Porque pouco se exalta o lindo passado dos ancestrais africanos/brasileiros que resistiram, e a custa de muitas vidas conquistaram algo que sempre pertenceu a eles, presente de Deus, Deus dos cristãos, Deus dos africanos, Deus dos Budistas, Deus de todos nós, a liberdade de ser vivente, iguais a todos em tudo ?

E o que me incomoda ainda mais, é a pergunta que deixo para os pensadores do assunto. Onde e como está a África hoje ? Ainda se fala Ioruba e nagô, só que o que hoje se fala nesses dialetos, que são apenas dois, dos milhares existentes na Mãe África, não versa sobre cortes de reis e rainhas africanas, de açoites nos pelourinhos, das senzalas, dos castigos infringidos pelos capitães do mato, dos sofrimentos dos porões dos navios. Hoje se fala nesses dialetos a respeito de outras realidades, tão, ou talvez até mais dura e cruel.


Onde estão hoje os Orixás ancestrais invocados e cultuados nos rituais afro-brasileiros, terão se mudado para o Brasil vindo nos porões dos navios negreiros ? Ou estarão vivos na áfrica de hoje ? Terão cessado os sofrimentos dos que vivem hoje do outro lado do atlântico ?

#### Listagem de dados:

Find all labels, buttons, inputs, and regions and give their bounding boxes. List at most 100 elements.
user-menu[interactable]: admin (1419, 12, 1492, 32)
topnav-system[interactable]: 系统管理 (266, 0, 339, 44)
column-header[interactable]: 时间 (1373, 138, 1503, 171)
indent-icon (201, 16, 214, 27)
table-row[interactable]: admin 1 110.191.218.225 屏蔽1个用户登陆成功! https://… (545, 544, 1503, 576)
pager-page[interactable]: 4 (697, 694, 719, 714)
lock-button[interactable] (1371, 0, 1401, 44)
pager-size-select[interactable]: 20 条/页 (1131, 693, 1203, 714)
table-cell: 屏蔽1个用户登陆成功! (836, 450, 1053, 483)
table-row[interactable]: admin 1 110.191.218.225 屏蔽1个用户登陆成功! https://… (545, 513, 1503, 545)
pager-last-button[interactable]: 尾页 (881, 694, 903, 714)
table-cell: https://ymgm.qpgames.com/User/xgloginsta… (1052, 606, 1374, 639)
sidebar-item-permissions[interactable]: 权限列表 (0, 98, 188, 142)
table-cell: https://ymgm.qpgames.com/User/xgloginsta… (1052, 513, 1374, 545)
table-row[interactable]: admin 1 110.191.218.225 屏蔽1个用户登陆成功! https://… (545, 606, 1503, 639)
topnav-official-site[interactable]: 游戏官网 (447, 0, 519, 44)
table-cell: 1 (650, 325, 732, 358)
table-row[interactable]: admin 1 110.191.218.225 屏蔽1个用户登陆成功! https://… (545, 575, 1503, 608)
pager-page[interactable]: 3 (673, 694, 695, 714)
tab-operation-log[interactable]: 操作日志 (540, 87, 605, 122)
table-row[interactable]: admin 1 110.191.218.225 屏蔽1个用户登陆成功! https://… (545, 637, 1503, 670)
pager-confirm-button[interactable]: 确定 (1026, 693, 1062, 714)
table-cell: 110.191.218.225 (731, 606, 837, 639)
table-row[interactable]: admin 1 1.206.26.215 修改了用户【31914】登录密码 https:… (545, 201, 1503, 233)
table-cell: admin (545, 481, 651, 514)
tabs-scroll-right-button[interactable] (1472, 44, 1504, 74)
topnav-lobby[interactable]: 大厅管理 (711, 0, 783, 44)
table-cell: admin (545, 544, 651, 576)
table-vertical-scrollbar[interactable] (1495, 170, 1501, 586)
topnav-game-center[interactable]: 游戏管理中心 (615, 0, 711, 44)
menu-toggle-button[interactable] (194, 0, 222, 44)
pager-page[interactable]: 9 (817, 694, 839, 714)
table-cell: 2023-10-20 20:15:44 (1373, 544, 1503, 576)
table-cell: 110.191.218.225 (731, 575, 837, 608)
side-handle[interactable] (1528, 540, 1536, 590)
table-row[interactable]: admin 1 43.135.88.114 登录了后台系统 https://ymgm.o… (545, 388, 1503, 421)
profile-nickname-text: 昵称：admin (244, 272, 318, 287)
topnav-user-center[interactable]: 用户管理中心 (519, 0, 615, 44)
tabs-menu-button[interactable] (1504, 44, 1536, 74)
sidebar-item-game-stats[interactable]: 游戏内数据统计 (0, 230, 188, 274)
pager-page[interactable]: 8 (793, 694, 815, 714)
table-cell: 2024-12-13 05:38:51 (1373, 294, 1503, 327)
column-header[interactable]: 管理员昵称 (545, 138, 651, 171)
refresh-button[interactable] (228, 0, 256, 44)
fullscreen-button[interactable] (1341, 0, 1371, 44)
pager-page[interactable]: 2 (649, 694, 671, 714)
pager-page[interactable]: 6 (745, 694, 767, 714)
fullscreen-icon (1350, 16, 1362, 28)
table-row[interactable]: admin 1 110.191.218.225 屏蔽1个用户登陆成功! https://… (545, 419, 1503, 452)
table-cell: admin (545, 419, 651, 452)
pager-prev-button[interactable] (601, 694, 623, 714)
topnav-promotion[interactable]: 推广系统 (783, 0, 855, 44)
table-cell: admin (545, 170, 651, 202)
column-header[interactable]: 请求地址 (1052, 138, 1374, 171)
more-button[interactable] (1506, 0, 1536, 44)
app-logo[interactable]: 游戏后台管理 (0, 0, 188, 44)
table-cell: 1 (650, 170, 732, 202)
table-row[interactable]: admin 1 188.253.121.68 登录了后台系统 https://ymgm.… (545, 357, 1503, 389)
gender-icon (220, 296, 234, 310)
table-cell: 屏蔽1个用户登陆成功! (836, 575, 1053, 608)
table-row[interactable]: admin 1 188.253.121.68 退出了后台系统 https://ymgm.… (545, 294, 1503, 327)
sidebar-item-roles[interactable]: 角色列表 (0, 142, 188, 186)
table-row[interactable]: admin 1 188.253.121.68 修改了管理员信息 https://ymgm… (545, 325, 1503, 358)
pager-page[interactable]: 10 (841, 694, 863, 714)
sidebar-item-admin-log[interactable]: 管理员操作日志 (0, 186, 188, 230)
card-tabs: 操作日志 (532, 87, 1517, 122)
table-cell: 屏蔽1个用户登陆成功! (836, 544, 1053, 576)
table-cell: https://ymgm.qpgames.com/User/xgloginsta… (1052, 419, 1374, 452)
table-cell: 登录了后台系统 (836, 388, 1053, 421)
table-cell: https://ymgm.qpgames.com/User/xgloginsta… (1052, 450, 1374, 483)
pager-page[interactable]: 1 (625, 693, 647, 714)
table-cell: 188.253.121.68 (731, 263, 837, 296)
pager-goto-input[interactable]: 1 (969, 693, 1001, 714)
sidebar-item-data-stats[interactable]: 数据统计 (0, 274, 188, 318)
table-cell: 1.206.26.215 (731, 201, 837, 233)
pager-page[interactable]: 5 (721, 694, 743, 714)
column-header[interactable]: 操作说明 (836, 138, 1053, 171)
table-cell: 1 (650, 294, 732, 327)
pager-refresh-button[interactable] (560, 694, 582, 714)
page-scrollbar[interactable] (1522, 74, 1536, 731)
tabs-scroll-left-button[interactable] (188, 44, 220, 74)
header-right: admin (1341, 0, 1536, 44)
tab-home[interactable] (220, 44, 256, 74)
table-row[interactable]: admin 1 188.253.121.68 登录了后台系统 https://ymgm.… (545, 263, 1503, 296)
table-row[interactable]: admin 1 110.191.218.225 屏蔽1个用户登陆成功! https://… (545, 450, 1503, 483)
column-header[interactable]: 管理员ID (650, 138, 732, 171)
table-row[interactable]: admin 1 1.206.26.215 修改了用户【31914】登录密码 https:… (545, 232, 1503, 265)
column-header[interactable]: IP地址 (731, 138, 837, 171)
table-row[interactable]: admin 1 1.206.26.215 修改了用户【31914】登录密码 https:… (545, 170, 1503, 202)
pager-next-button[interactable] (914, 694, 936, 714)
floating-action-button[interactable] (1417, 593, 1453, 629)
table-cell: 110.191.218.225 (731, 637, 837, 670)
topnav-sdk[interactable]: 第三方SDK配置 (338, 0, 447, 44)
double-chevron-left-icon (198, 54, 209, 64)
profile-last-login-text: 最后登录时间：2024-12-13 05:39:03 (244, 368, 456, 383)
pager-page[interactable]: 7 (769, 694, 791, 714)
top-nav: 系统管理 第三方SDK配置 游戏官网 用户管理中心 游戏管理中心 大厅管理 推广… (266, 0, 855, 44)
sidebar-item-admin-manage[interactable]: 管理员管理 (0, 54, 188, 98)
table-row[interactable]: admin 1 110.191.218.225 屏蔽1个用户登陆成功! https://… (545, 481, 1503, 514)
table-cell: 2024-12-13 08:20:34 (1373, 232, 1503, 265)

#### Tarefas:
A – Liste todos os assuntos que, segundo o texto apresentado, não são tratados no que hoje se fala em iorubá e nagô.
B – Devolva o trecho do texto apresentado que começa nas palavras "Porque pouco se" e termina depois de "dura e cruel.".

#### Resultados:
A –
- cortes de reis e rainhas africanas
- açoites nos pelourinhos
- senzalas
- castigos infringidos pelos capitães do mato
- sofrimentos dos porões dos navios

B –
Porque pouco se exalta o lindo passado dos ancestrais africanos/brasileiros que resistiram, e a custa de muitas vidas conquistaram algo que sempre pertenceu a eles, presente de Deus, Deus dos cristãos, Deus dos africanos, Deus dos Budistas, Deus de todos nós, a liberdade de ser vivente, iguais a todos em tudo ?

E o que me incomoda ainda mais, é a pergunta que deixo para os pensadores do assunto. Onde e como está a África hoje ? Ainda se fala Ioruba e nagô, só que o que hoje se fala nesses dialetos, que são apenas dois, dos milhares existentes na Mãe África, não versa sobre cortes de reis e rainhas africanas, de açoites nos pelourinhos, das senzalas, dos castigos infringidos pelos capitães do mato, dos sofrimentos dos porões dos navios. Hoje se fala nesses dialetos a respeito de outras realidades, tão, ou talvez até mais dura e cruel.